Exercise brief -
From the records below, copy every line that contains the word "data".

Supplied information -

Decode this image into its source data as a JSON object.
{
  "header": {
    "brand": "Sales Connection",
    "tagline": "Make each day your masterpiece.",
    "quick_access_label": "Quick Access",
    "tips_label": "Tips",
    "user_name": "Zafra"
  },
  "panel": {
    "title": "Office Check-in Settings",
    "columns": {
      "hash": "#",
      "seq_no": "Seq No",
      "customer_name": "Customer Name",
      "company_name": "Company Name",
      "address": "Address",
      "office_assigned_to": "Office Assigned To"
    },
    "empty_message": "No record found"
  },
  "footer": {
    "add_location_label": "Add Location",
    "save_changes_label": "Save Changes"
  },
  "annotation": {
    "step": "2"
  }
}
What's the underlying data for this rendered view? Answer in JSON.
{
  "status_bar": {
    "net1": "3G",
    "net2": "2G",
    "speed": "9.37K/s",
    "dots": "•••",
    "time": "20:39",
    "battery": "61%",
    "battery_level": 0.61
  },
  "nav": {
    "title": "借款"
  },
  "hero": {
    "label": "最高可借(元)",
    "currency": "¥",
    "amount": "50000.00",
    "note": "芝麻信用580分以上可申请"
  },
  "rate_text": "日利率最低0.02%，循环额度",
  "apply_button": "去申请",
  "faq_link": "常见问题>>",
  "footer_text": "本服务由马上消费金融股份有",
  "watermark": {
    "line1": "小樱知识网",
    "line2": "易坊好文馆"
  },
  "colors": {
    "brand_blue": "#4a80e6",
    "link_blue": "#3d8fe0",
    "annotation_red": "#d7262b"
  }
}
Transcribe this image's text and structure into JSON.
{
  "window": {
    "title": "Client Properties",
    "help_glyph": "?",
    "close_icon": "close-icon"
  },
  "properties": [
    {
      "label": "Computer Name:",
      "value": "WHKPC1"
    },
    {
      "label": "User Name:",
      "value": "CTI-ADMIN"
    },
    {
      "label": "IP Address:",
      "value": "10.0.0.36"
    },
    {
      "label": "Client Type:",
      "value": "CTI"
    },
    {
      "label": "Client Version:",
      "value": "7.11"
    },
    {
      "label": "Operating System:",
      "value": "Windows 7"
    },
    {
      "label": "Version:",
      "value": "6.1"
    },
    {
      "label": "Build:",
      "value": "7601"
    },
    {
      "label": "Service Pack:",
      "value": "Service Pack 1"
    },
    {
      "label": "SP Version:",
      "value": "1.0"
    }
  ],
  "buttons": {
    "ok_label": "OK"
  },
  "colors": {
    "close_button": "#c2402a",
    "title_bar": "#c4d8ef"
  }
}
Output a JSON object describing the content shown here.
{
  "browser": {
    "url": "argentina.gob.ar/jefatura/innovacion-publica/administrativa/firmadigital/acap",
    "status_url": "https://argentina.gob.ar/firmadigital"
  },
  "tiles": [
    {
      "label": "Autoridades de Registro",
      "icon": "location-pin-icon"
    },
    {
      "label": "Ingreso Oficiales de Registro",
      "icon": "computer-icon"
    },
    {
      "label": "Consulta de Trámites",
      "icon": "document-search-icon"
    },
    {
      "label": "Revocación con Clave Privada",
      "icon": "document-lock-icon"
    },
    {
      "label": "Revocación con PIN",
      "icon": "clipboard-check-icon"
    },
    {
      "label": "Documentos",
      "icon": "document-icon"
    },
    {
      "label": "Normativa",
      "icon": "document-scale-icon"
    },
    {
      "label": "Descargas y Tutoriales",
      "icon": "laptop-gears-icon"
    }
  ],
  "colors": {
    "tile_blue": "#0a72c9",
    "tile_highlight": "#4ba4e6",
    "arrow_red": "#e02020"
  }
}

Response -
Decode this image into its source data as a JSON object.
What's the underlying data for this rendered view? Answer in JSON.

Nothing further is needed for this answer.